EXERCISE OBJECTIVE: Give the entries again, word for word.

## begin EXTRACTED MATERIAL

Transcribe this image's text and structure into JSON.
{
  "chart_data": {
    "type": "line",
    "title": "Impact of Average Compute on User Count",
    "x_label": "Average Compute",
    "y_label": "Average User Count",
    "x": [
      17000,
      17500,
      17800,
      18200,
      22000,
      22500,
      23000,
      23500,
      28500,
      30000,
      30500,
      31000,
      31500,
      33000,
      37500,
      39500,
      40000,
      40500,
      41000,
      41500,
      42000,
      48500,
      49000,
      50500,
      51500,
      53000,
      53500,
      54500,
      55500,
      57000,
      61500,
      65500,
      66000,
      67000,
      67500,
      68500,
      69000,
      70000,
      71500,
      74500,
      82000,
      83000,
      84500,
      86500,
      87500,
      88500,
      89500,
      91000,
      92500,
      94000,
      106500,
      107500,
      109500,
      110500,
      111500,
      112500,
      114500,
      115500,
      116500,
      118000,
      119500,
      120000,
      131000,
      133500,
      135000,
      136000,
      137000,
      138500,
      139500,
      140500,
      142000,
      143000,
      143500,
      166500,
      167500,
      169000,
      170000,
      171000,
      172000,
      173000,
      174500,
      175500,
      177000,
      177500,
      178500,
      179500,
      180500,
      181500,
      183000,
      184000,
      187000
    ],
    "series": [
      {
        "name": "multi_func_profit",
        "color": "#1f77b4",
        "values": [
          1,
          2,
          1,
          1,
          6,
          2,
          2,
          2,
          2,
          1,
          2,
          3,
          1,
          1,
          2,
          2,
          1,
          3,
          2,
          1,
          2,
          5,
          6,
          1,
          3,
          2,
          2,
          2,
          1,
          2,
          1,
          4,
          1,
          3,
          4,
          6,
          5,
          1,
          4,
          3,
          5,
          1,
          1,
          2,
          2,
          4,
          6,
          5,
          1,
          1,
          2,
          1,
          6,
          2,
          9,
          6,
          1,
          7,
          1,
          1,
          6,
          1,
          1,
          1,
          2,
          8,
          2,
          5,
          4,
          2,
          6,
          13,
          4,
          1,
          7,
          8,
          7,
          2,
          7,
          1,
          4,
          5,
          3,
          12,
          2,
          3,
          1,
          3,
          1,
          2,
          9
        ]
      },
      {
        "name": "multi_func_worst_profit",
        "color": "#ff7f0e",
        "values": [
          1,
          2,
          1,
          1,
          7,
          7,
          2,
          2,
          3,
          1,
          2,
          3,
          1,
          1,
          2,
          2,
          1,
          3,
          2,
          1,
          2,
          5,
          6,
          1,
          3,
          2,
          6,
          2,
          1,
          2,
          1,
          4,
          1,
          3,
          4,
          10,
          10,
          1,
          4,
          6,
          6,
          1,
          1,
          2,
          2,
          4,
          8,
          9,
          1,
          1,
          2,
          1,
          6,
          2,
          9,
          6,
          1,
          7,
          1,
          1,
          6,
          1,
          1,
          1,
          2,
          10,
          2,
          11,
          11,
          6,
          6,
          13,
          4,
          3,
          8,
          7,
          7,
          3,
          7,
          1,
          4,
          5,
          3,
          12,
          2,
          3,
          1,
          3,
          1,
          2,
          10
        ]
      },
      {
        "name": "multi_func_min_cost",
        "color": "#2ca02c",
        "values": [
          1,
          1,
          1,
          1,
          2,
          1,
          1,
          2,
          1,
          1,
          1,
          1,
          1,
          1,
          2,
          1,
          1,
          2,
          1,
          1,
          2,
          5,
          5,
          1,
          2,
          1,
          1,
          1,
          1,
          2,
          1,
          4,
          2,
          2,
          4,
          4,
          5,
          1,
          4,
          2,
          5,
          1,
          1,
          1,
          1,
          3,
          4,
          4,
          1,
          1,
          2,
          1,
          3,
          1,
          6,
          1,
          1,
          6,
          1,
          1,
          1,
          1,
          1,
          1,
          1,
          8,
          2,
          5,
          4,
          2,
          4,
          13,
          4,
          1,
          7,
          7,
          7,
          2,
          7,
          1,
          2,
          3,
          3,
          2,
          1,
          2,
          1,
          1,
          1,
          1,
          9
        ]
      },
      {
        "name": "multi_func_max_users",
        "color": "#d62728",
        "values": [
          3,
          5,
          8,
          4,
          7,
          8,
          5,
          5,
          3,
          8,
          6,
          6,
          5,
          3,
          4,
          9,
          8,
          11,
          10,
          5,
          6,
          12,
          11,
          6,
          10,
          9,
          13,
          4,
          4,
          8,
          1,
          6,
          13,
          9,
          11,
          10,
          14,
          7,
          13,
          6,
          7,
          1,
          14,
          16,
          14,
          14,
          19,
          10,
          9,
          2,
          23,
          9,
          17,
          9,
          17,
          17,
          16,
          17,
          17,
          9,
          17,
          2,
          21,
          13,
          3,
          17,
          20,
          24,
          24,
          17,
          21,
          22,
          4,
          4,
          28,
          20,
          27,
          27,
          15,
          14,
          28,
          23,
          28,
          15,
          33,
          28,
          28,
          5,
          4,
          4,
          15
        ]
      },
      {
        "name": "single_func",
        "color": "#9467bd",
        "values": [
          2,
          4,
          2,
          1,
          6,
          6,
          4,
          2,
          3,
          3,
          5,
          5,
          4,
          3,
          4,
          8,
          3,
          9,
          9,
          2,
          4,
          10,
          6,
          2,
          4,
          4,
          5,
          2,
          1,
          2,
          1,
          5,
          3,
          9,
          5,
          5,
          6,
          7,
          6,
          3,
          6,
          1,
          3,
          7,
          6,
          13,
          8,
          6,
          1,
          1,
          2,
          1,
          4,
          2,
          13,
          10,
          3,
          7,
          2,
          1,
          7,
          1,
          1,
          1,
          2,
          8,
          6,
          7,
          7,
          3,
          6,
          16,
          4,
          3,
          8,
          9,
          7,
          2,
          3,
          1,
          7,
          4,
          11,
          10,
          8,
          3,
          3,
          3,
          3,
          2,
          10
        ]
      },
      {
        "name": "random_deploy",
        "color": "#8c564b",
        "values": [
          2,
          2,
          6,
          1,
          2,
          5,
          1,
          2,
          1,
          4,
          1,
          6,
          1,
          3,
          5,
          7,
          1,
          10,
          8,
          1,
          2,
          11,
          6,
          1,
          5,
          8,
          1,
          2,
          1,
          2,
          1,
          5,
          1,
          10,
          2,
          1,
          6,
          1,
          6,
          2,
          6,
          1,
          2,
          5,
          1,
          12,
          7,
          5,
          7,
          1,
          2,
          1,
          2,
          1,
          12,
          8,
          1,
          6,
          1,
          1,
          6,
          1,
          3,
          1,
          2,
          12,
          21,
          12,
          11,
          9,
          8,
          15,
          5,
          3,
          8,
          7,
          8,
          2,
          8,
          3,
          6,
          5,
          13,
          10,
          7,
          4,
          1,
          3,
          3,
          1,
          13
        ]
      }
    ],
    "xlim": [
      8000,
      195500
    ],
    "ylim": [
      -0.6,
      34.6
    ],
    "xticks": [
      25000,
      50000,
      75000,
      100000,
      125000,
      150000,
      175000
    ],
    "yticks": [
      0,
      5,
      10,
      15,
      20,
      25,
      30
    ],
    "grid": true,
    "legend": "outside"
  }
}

## end EXTRACTED MATERIAL

CORRECT ANSWER:
Transcribe this image's text and structure into JSON.
{
  "chart_data": {
    "type": "line",
    "title": "Impact of Average Compute on User Count",
    "x_label": "Average Compute",
    "y_label": "Average User Count",
    "x": [
      17000,
      17500,
      17800,
      18200,
      22000,
      22500,
      23000,
      23500,
      28500,
      30000,
      30500,
      31000,
      31500,
      33000,
      37500,
      39500,
      40000,
      40500,
      41000,
      41500,
      42000,
      48500,
      49000,
      50500,
      51500,
      53000,
      53500,
      54500,
      55500,
      57000,
      61500,
      65500,
      66000,
      67000,
      67500,
      68500,
      69000,
      70000,
      71500,
      74500,
      82000,
      83000,
      84500,
      86500,
      87500,
      88500,
      89500,
      91000,
      92500,
      94000,
      106500,
      107500,
      109500,
      110500,
      111500,
      112500,
      114500,
      115500,
      116500,
      118000,
      119500,
      120000,
      131000,
      133500,
      135000,
      136000,
      137000,
      138500,
      139500,
      140500,
      142000,
      143000,
      143500,
      166500,
      167500,
      169000,
      170000,
      171000,
      172000,
      173000,
      174500,
      175500,
      177000,
      177500,
      178500,
      179500,
      180500,
      181500,
      183000,
      184000,
      187000
    ],
    "series": [
      {
        "name": "multi_func_profit",
        "color": "#1f77b4",
        "values": [
          1,
          2,
          1,
          1,
          6,
          2,
          2,
          2,
          2,
          1,
          2,
          3,
          1,
          1,
          2,
          2,
          1,
          3,
          2,
          1,
          2,
          5,
          6,
          1,
          3,
          2,
          2,
          2,
          1,
          2,
          1,
          4,
          1,
          3,
          4,
          6,
          5,
          1,
          4,
          3,
          5,
          1,
          1,
          2,
          2,
          4,
          6,
          5,
          1,
          1,
          2,
          1,
          6,
          2,
          9,
          6,
          1,
          7,
          1,
          1,
          6,
          1,
          1,
          1,
          2,
          8,
          2,
          5,
          4,
          2,
          6,
          13,
          4,
          1,
          7,
          8,
          7,
          2,
          7,
          1,
          4,
          5,
          3,
          12,
          2,
          3,
          1,
          3,
          1,
          2,
          9
        ]
      },
      {
        "name": "multi_func_worst_profit",
        "color": "#ff7f0e",
        "values": [
          1,
          2,
          1,
          1,
          7,
          7,
          2,
          2,
          3,
          1,
          2,
          3,
          1,
          1,
          2,
          2,
          1,
          3,
          2,
          1,
          2,
          5,
          6,
          1,
          3,
          2,
          6,
          2,
          1,
          2,
          1,
          4,
          1,
          3,
          4,
          10,
          10,
          1,
          4,
          6,
          6,
          1,
          1,
          2,
          2,
          4,
          8,
          9,
          1,
          1,
          2,
          1,
          6,
          2,
          9,
          6,
          1,
          7,
          1,
          1,
          6,
          1,
          1,
          1,
          2,
          10,
          2,
          11,
          11,
          6,
          6,
          13,
          4,
          3,
          8,
          7,
          7,
          3,
          7,
          1,
          4,
          5,
          3,
          12,
          2,
          3,
          1,
          3,
          1,
          2,
          10
        ]
      },
      {
        "name": "multi_func_min_cost",
        "color": "#2ca02c",
        "values": [
          1,
          1,
          1,
          1,
          2,
          1,
          1,
          2,
          1,
          1,
          1,
          1,
          1,
          1,
          2,
          1,
          1,
          2,
          1,
          1,
          2,
          5,
          5,
          1,
          2,
          1,
          1,
          1,
          1,
          2,
          1,
          4,
          2,
          2,
          4,
          4,
          5,
          1,
          4,
          2,
          5,
          1,
          1,
          1,
          1,
          3,
          4,
          4,
          1,
          1,
          2,
          1,
          3,
          1,
          6,
          1,
          1,
          6,
          1,
          1,
          1,
          1,
          1,
          1,
          1,
          8,
          2,
          5,
          4,
          2,
          4,
          13,
          4,
          1,
          7,
          7,
          7,
          2,
          7,
          1,
          2,
          3,
          3,
          2,
          1,
          2,
          1,
          1,
          1,
          1,
          9
        ]
      },
      {
        "name": "multi_func_max_users",
        "color": "#d62728",
        "values": [
          3,
          5,
          8,
          4,
          7,
          8,
          5,
          5,
          3,
          8,
          6,
          6,
          5,
          3,
          4,
          9,
          8,
          11,
          10,
          5,
          6,
          12,
          11,
          6,
          10,
          9,
          13,
          4,
          4,
          8,
          1,
          6,
          13,
          9,
          11,
          10,
          14,
          7,
          13,
          6,
          7,
          1,
          14,
          16,
          14,
          14,
          19,
          10,
          9,
          2,
          23,
          9,
          17,
          9,
          17,
          17,
          16,
          17,
          17,
          9,
          17,
          2,
          21,
          13,
          3,
          17,
          20,
          24,
          24,
          17,
          21,
          22,
          4,
          4,
          28,
          20,
          27,
          27,
          15,
          14,
          28,
          23,
          28,
          15,
          33,
          28,
          28,
          5,
          4,
          4,
          15
        ]
      },
      {
        "name": "single_func",
        "color": "#9467bd",
        "values": [
          2,
          4,
          2,
          1,
          6,
          6,
          4,
          2,
          3,
          3,
          5,
          5,
          4,
          3,
          4,
          8,
          3,
          9,
          9,
          2,
          4,
          10,
          6,
          2,
          4,
          4,
          5,
          2,
          1,
          2,
          1,
          5,
          3,
          9,
          5,
          5,
          6,
          7,
          6,
          3,
          6,
          1,
          3,
          7,
          6,
          13,
          8,
          6,
          1,
          1,
          2,
          1,
          4,
          2,
          13,
          10,
          3,
          7,
          2,
          1,
          7,
          1,
          1,
          1,
          2,
          8,
          6,
          7,
          7,
          3,
          6,
          16,
          4,
          3,
          8,
          9,
          7,
          2,
          3,
          1,
          7,
          4,
          11,
          10,
          8,
          3,
          3,
          3,
          3,
          2,
          10
        ]
      },
      {
        "name": "random_deploy",
        "color": "#8c564b",
        "values": [
          2,
          2,
          6,
          1,
          2,
          5,
          1,
          2,
          1,
          4,
          1,
          6,
          1,
          3,
          5,
          7,
          1,
          10,
          8,
          1,
          2,
          11,
          6,
          1,
          5,
          8,
          1,
          2,
          1,
          2,
          1,
          5,
          1,
          10,
          2,
          1,
          6,
          1,
          6,
          2,
          6,
          1,
          2,
          5,
          1,
          12,
          7,
          5,
          7,
          1,
          2,
          1,
          2,
          1,
          12,
          8,
          1,
          6,
          1,
          1,
          6,
          1,
          3,
          1,
          2,
          12,
          21,
          12,
          11,
          9,
          8,
          15,
          5,
          3,
          8,
          7,
          8,
          2,
          8,
          3,
          6,
          5,
          13,
          10,
          7,
          4,
          1,
          3,
          3,
          1,
          13
        ]
      }
    ],
    "xlim": [
      8000,
      195500
    ],
    "ylim": [
      -0.6,
      34.6
    ],
    "xticks": [
      25000,
      50000,
      75000,
      100000,
      125000,
      150000,
      175000
    ],
    "yticks": [
      0,
      5,
      10,
      15,
      20,
      25,
      30
    ],
    "grid": true,
    "legend": "outside"
  }
}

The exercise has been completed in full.